- Task input
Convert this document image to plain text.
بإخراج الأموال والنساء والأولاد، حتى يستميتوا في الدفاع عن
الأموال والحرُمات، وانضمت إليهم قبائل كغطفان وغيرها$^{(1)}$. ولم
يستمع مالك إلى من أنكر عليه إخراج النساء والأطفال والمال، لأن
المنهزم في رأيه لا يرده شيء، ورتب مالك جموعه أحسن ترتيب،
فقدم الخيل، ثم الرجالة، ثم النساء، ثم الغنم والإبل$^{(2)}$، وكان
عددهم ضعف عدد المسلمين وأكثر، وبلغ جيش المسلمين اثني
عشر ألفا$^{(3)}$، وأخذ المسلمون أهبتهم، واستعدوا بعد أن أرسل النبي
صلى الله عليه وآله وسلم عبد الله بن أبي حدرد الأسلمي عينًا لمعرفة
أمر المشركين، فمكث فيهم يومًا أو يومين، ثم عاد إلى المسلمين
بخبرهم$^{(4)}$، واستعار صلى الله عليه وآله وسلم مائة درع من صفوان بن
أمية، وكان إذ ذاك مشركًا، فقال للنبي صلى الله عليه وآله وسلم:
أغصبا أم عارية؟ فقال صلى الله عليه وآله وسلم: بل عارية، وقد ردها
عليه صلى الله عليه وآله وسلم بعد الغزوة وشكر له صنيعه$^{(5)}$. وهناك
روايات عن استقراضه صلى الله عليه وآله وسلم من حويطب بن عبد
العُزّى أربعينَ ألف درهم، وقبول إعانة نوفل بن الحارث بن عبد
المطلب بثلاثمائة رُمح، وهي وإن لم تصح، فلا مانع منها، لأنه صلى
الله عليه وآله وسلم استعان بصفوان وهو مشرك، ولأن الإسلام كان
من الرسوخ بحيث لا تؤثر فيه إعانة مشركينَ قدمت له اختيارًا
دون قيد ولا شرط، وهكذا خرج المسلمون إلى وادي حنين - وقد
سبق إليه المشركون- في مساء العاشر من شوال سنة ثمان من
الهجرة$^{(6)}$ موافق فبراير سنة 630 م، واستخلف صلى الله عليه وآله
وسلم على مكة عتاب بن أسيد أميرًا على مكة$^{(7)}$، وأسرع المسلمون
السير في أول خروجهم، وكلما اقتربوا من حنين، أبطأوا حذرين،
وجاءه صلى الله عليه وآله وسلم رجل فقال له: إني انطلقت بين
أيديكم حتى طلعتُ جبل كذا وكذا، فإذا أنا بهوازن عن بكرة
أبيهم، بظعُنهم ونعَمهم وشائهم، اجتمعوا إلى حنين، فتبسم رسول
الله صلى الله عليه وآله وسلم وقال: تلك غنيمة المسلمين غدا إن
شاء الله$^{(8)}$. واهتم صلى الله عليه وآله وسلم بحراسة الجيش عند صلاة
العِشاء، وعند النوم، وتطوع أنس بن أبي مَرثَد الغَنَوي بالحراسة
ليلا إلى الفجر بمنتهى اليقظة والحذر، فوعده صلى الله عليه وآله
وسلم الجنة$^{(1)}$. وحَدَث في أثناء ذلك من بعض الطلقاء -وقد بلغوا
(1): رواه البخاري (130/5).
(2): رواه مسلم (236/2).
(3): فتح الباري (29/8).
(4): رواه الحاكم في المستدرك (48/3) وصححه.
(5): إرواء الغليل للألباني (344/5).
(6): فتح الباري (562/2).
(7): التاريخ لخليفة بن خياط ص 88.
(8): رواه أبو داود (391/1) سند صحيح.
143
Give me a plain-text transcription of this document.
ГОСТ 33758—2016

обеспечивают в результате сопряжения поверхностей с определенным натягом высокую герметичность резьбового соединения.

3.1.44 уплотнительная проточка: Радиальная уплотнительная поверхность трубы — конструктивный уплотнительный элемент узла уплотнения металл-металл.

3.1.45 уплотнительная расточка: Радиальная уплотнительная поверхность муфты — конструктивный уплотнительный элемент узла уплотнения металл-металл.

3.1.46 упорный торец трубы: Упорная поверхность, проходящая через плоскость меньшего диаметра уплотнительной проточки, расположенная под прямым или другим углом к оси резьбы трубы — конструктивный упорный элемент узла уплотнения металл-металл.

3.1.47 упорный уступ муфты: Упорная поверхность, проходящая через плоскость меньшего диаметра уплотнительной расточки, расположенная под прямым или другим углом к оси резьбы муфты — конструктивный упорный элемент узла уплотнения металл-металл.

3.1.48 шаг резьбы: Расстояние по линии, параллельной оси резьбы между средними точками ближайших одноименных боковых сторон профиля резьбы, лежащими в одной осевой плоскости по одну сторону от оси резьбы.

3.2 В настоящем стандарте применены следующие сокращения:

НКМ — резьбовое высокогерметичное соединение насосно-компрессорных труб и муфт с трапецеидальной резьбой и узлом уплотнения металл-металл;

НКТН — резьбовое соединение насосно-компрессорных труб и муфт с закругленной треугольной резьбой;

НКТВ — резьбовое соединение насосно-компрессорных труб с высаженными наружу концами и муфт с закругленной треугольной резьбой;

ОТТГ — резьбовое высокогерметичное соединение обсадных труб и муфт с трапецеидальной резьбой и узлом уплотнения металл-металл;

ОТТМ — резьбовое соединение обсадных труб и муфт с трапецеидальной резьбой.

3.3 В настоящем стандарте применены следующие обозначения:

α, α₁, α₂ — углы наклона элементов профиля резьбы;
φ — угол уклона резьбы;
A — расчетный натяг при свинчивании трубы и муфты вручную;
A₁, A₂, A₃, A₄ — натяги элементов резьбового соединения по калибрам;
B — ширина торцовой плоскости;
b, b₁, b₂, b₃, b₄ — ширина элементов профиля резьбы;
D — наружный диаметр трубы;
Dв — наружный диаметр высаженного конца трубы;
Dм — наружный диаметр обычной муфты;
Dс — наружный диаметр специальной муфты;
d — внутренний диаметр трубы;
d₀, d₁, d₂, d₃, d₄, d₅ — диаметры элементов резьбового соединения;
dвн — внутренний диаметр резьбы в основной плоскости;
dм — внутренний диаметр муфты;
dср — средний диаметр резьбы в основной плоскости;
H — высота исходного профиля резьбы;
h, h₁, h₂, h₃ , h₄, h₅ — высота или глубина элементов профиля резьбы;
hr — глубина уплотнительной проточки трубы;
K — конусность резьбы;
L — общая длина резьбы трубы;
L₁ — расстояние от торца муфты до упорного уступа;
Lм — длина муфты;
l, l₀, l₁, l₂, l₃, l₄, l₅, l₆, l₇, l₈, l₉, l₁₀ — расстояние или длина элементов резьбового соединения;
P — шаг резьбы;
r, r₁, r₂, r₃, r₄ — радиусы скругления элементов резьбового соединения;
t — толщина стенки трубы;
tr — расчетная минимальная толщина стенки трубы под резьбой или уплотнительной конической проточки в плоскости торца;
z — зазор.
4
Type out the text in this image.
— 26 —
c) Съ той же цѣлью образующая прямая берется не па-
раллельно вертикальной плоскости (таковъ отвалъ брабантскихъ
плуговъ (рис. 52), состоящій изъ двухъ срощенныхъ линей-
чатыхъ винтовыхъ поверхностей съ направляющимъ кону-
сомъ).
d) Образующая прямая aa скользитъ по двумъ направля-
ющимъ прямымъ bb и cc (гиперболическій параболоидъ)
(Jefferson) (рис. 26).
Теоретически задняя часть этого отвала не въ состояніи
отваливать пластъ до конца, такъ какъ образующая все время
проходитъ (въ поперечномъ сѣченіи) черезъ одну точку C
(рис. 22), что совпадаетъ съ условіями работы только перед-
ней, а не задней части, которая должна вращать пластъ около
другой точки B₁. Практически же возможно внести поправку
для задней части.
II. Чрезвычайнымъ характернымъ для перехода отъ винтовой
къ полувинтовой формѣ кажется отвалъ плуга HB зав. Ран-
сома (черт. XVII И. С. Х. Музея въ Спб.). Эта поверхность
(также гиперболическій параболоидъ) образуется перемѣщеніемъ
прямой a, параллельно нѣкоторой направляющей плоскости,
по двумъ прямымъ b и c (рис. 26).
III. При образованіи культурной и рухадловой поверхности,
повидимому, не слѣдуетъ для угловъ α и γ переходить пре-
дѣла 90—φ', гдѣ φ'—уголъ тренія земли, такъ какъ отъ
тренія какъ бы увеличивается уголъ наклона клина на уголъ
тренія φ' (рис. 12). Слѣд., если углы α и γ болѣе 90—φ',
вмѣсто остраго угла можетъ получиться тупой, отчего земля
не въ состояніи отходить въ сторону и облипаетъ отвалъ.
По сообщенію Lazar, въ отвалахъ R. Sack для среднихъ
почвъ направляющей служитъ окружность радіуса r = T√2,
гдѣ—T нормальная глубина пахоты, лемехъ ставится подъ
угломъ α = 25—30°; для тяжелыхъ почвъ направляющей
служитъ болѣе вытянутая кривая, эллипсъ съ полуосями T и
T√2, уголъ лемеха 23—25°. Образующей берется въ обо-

- What you need to do
Return only the number of lines in the entries that contain the string "насосно".

- Reply to the exercise
3